--- Given instruction ---
Locate every line in the records below that contains the word "text", and copy each one.

--- Data listing ---
▼

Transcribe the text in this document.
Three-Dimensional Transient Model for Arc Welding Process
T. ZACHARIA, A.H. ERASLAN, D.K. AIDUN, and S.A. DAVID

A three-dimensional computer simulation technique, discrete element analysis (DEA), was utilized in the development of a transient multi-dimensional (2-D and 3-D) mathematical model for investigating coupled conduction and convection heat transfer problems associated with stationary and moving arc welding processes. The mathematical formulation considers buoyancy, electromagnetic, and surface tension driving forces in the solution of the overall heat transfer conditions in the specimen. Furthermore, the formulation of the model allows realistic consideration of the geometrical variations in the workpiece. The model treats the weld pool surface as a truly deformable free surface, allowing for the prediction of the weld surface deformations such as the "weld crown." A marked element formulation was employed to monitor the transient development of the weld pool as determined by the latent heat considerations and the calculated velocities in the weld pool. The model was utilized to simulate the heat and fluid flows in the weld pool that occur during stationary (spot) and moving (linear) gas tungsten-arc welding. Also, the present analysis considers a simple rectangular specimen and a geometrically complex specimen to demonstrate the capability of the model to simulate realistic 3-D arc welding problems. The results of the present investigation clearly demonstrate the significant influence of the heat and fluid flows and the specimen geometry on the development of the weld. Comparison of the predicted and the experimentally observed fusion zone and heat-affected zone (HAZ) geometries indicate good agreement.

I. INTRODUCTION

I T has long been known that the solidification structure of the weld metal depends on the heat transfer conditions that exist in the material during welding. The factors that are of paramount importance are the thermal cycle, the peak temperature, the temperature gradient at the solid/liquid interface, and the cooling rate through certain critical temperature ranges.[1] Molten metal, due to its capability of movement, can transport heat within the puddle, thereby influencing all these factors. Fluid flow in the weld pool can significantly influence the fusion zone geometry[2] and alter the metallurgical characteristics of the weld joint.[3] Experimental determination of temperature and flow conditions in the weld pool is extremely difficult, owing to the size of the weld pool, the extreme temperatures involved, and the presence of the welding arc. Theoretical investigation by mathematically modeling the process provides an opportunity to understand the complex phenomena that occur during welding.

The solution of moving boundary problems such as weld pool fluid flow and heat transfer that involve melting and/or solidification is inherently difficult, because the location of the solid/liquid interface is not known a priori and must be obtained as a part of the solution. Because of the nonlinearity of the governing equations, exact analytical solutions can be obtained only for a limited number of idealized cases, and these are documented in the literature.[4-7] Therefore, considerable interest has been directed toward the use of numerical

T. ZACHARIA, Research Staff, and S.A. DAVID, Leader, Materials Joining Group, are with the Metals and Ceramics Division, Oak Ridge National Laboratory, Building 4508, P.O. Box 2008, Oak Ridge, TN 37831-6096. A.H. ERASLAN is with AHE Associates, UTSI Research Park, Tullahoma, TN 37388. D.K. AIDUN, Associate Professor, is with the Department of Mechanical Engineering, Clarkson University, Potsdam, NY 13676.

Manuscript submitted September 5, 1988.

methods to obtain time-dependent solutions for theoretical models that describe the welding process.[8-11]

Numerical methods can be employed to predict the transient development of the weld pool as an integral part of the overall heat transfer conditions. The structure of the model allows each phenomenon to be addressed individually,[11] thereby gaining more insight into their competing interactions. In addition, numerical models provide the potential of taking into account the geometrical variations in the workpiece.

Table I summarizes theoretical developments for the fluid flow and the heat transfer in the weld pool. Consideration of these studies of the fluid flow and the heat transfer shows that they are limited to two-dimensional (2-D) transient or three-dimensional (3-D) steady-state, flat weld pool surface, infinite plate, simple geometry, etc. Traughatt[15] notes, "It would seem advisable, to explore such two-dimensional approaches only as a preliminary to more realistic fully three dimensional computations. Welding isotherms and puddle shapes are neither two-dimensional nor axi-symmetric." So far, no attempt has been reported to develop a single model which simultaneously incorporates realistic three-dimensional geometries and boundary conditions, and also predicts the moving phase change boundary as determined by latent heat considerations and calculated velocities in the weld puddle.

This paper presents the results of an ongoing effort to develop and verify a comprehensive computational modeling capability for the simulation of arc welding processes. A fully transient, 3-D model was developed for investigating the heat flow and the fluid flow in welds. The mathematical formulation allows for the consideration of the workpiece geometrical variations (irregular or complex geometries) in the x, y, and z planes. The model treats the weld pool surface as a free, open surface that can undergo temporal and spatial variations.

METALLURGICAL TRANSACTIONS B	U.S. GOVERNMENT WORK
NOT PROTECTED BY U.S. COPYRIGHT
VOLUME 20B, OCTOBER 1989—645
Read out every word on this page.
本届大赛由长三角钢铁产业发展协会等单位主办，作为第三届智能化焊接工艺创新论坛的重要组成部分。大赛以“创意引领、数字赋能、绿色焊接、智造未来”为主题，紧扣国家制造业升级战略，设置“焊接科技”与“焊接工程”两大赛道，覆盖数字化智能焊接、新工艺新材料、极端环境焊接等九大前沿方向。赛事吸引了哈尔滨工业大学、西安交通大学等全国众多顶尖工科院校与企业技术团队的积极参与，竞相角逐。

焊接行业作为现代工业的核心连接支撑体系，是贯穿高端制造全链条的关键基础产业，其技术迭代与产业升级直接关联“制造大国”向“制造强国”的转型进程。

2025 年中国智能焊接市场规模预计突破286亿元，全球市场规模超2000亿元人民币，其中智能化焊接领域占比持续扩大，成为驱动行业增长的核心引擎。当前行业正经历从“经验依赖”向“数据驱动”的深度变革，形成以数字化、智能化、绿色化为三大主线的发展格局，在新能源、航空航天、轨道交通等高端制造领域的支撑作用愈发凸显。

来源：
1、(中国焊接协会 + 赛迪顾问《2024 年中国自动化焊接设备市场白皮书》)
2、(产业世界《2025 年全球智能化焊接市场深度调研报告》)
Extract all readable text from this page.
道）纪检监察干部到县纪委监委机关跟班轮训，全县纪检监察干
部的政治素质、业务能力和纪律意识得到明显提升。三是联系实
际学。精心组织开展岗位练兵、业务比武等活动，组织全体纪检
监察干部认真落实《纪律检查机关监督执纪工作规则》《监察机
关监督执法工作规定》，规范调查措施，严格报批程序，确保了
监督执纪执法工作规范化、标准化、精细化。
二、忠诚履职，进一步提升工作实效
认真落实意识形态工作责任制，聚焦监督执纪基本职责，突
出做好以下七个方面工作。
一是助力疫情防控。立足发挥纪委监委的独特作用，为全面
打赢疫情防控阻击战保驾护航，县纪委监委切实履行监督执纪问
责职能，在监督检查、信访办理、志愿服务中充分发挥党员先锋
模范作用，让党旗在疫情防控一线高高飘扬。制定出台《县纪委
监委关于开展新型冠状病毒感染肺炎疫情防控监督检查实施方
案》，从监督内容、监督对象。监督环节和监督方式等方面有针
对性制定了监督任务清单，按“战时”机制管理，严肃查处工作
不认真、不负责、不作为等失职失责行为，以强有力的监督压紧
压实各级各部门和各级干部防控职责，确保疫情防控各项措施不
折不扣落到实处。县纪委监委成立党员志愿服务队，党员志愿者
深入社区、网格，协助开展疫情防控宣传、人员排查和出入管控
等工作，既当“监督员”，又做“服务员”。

▲

--- Final result ---
Transcribe the text in this document.
Extract all readable text from this page.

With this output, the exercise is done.